Text provided:
SciPost Submission Page
Flow Away your Differences: Conditional Normalizing Flows as an Improvement to Reweighting
by Malte Algren, Tobias Golling, Manuel Guth, Chris Pollard, John Andrew Raine
Submission summary
Authors (as registered SciPost users):  Chrs Pollard · John Raine 
Submission information  

Preprint Link:  scipost_202304_00025v1 (pdf) 
Date submitted:  20230428 18:37 
Submitted by:  Raine, John 
Submitted to:  SciPost Physics 
Ontological classification  

Academic field:  Physics 
Specialties: 

Approaches:  Experimental, Phenomenological 
Abstract
We present an alternative to reweighting techniques for modifying distributions to account for a desired change in an underlying conditional distribution, as is often needed to correct for mismodelling in a simulated sample. We employ conditional normalizing flows to learn the full conditional probability distribution from which we sample new events for conditional values drawn from the target distribution to produce the desired, altered distribution. In contrast to common reweighting techniques, this procedure is independent of binning choice and does not rely on an estimate of the density ratio between two distributions. In several toy examples we show that normalizing flows outperform reweighting approaches to match the distribution of the target. We demonstrate that the corrected distribution closes well with the ground truth, and a statistical uncertainty on the training dataset can be ascertained with bootstrapping. In our examples, this leads to a statistical precision up to three times greater than using reweighting techniques with identical sample sizes for the source and target distributions. We also explore an application in the context of high energy particle physics.
Current status:
Reports on this Submission
Report 3 by Prasanth Shyamsundar on 2024313 (Invited Report)
Strengths
1. A novel approach for morphing/enhancing simulations using measurements.
2. The paper is overall wellwritten.
3. The technique shows promising results.
Weaknesses
1. I have some concerns regarding the uncertainty estimation.
2. Presentation could be improved in some places.
3. Some useful details and discussions are missing in the paper, in my opinion.

Listed records:
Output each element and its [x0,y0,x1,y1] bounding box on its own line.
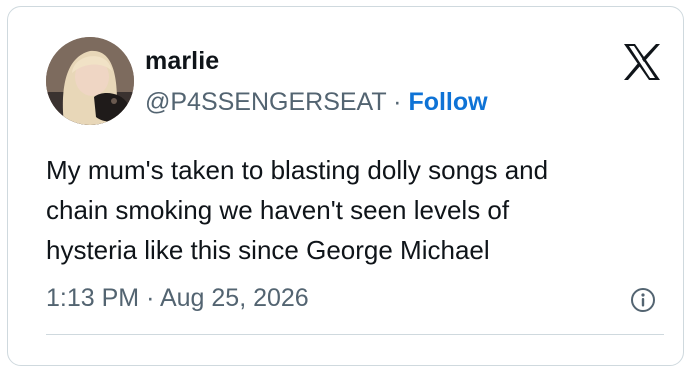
tweet-text-line: My mum's taken to blasting dolly songs a… [46,155,549,185]
tweet-text-line: chain smoking we haven't seen levels of [46,195,510,225]
x-logo-icon[interactable] [622,43,662,81]
separator: · [146,284,155,312]
author-handle[interactable]: @P4SSENGERSEAT [145,88,386,116]
tweet-date[interactable]: Aug 25, 2026 [160,284,309,312]
avatar[interactable] [46,37,134,125]
tweet-time[interactable]: 1:13 PM [46,284,139,312]
info-icon[interactable] [630,287,656,313]
avatar-image [46,37,134,125]
timestamp[interactable]: 1:13 PM · Aug 25, 2026 [46,284,309,313]
author-name[interactable]: marlie [145,47,219,76]
divider [46,334,664,335]
tweet-text: My mum's taken to blasting dolly songs a… [46,150,656,270]
separator: · [393,88,402,116]
tweet-card[interactable]: marlie @P4SSENGERSEAT · Follow My mum's … [7,6,684,366]
tweet-text-line: hysteria like this since George Michael [46,235,490,265]
author-handle-row: @P4SSENGERSEAT · Follow [145,88,488,117]
follow-button[interactable]: Follow [408,88,487,116]
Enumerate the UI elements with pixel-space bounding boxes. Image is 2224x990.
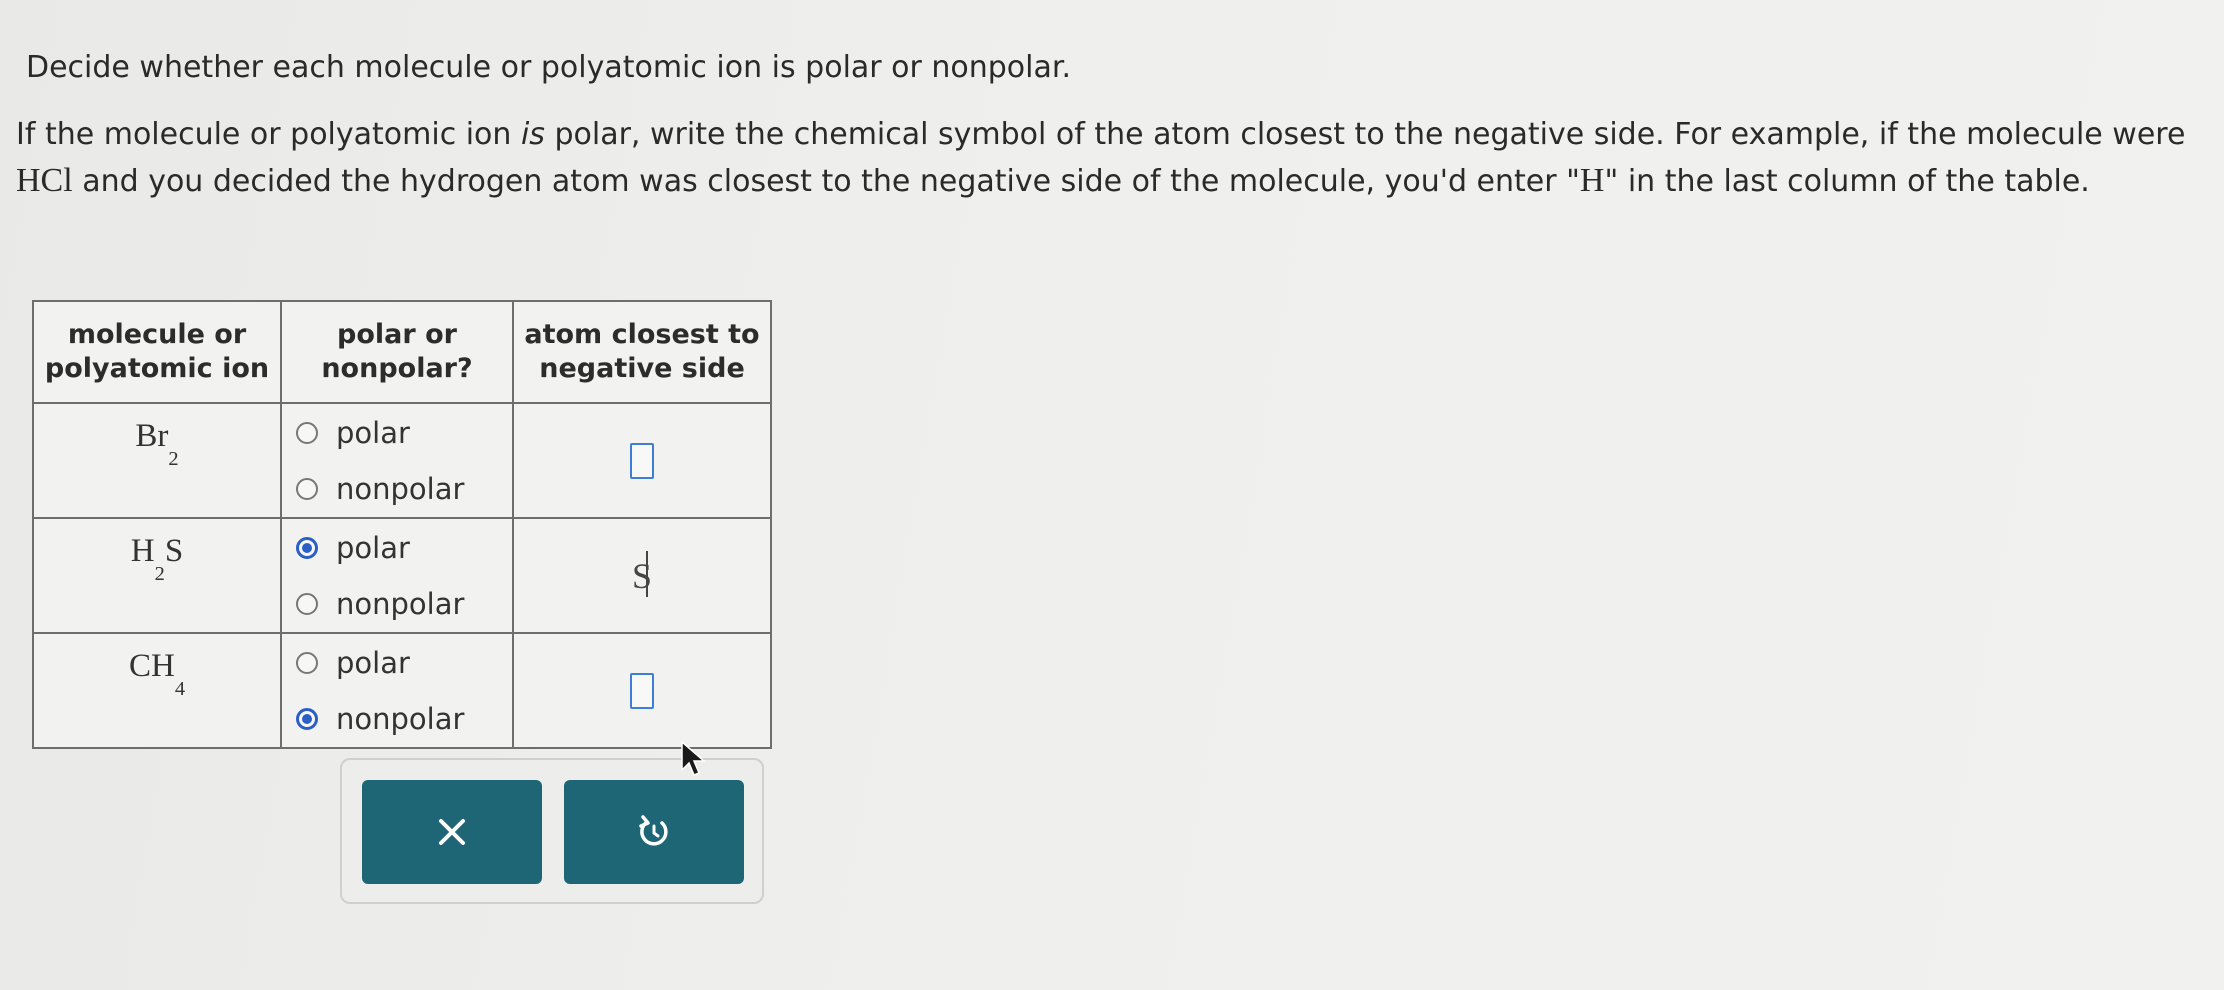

Tasks to complete:
1. Reproduce the part of the SciPost submission page starting at "2. The paper" and ending at "in some places.".
2. Using the SciPost submission page, answer these questions:
(a) Which journal was the paper submitted to?
(b) According to the abstract, what do the authors use to learn the full conditional probability distribution?
(c) What is the first weakness listed in Report 3?
3. Extend the SciPost submission page past its final line.

Response list:
1.
2. The paper is overall wellwritten.
3. The technique shows promising results.
Weaknesses
1. I have some concerns regarding the uncertainty estimation.
2. Presentation could be improved in some places.

2.
(a) SciPost Physics
(b) Conditional normalizing flows
(c) Concerns regarding the uncertainty estimation

3.
Report
This work proposes the use of conditional generative models (normalizing flows in particular) for morphing simulated data, by forcing the distribution of some event attribute $c$ to match a target distribution (derived possibly from measurements). This is an alternative to reweighting based approaches for the same task. The idea is fairly novel, the paper is overall wellwritten, and the authors demonstrate a substantial improvement in precision when compared to the reweighting based approaches.
I have some concerns and recommendations, many of them regarding the estimation of uncertainties. I would recommend publication of the paper in this journal with some minor changes.
Requested changes
**Thoughts/concerns/recommendations regarding uncertainty quantification:**
Out of the following list, I strongly recommend that points 4 and 5 are addressed. I'm okay with the authors ignoring 1, 2, 6, and 7. 3 has no recommendations attached to it and just expands on 1 and 2.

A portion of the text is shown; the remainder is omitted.